▸ **Short problem**:
Your task is to repeat all of the data exactly while excluding the pictures.

▸ **Information supplied**:
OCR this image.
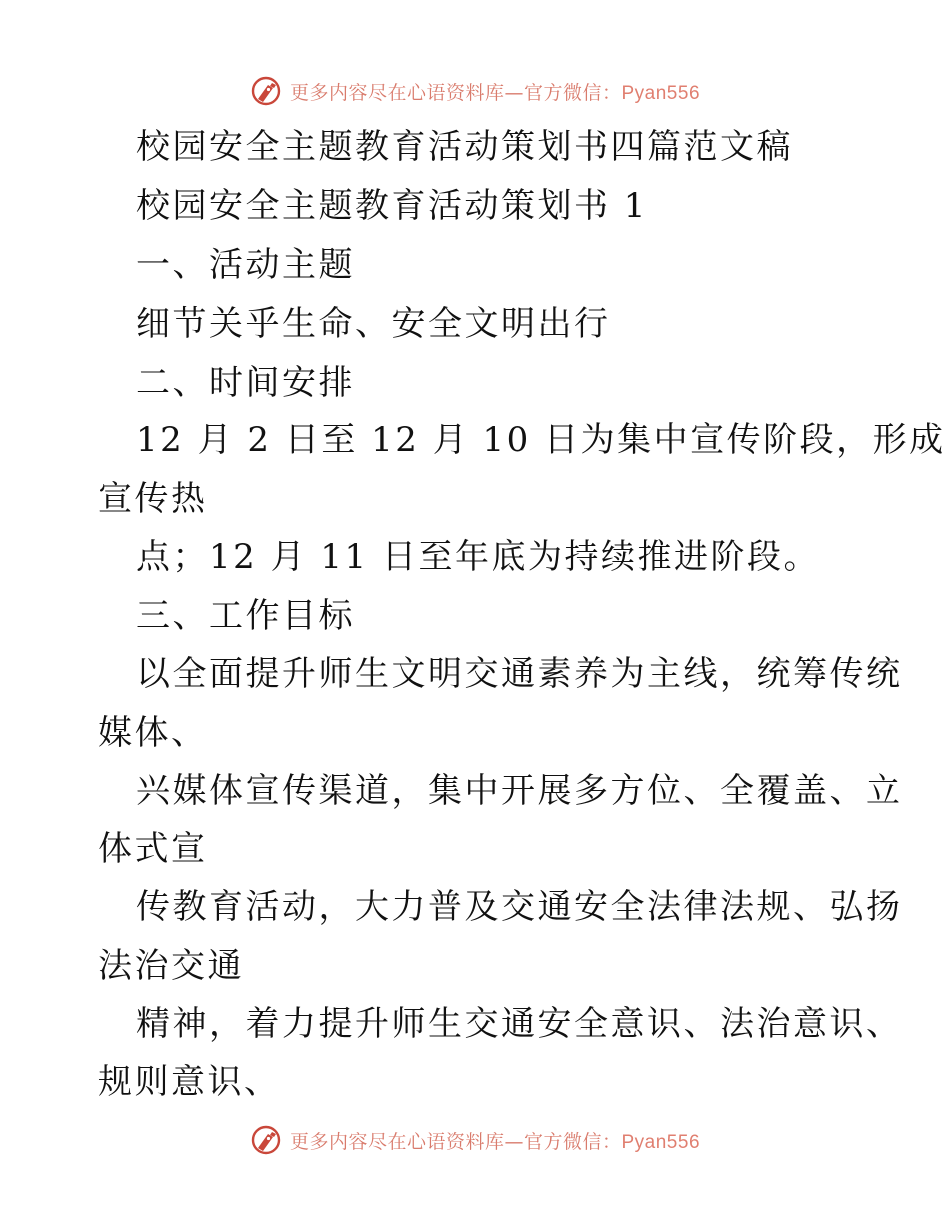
更多内容尽在心语资料库—官方微信：Pyan556
校园安全主题教育活动策划书四篇范文稿
校园安全主题教育活动策划书 1
一、活动主题
细节关乎生命、安全文明出行
二、时间安排
12 月 2 日至 12 月 10 日为集中宣传阶段，形成
宣传热
点；12 月 11 日至年底为持续推进阶段。
三、工作目标
以全面提升师生文明交通素养为主线，统筹传统
媒体、
兴媒体宣传渠道，集中开展多方位、全覆盖、立
体式宣
传教育活动，大力普及交通安全法律法规、弘扬
法治交通
精神，着力提升师生交通安全意识、法治意识、
规则意识、
更多内容尽在心语资料库—官方微信：Pyan556
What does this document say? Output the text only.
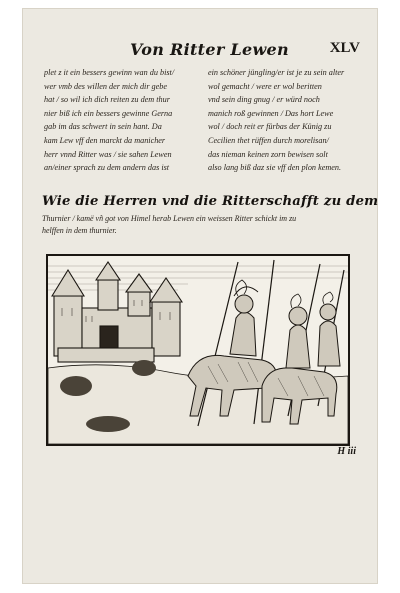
Von Ritter Lewen	XLV
plet z it ein bessers gewinn wan du bist/
wer vmb des willen der mich dir gebe
hat / so wil ich dich reiten zu dem thur
nier biß ich ein bessers gewinne Gerna
gab im das schwert in sein hant. Da
kam Lew vff den marckt da manicher
herr vnnd Ritter was / sie sahen Lewen
an/einer sprach zu dem andern das ist
ein schöner jüngling/er ist je zu sein alter
wol gemacht / were er wol beritten
vnd sein ding gnug / er würd noch
manich roß gewinnen / Das hort Lewe
wol / doch reit er fürbas der Künig zu
Cecilien thet rüffen durch morelisan/
das nieman keinen zorn bewisen solt
also lang biß daz sie vff den plon kemen.
Wie die Herren vnd die Ritterschafft zu dem
Thurnier / kamë vñ got von Himel herab Lewen ein weissen Ritter schickt im zu
helffen in dem thurnier.
H iii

▸ **Solution to this problem**:
OCR this image.
更多内容尽在心语资料库—官方微信：Pyan556
校园安全主题教育活动策划书四篇范文稿
校园安全主题教育活动策划书 1
一、活动主题
细节关乎生命、安全文明出行
二、时间安排
12 月 2 日至 12 月 10 日为集中宣传阶段，形成
宣传热
点；12 月 11 日至年底为持续推进阶段。
三、工作目标
以全面提升师生文明交通素养为主线，统筹传统
媒体、
兴媒体宣传渠道，集中开展多方位、全覆盖、立
体式宣
传教育活动，大力普及交通安全法律法规、弘扬
法治交通
精神，着力提升师生交通安全意识、法治意识、
规则意识、
更多内容尽在心语资料库—官方微信：Pyan556
What does this document say? Output the text only.
Von Ritter Lewen	XLV
plet z it ein bessers gewinn wan du bist/
wer vmb des willen der mich dir gebe
hat / so wil ich dich reiten zu dem thur
nier biß ich ein bessers gewinne Gerna
gab im das schwert in sein hant. Da
kam Lew vff den marckt da manicher
herr vnnd Ritter was / sie sahen Lewen
an/einer sprach zu dem andern das ist
ein schöner jüngling/er ist je zu sein alter
wol gemacht / were er wol beritten
vnd sein ding gnug / er würd noch
manich roß gewinnen / Das hort Lewe
wol / doch reit er fürbas der Künig zu
Cecilien thet rüffen durch morelisan/
das nieman keinen zorn bewisen solt
also lang biß daz sie vff den plon kemen.
Wie die Herren vnd die Ritterschafft zu dem
Thurnier / kamë vñ got von Himel herab Lewen ein weissen Ritter schickt im zu
helffen in dem thurnier.
H iii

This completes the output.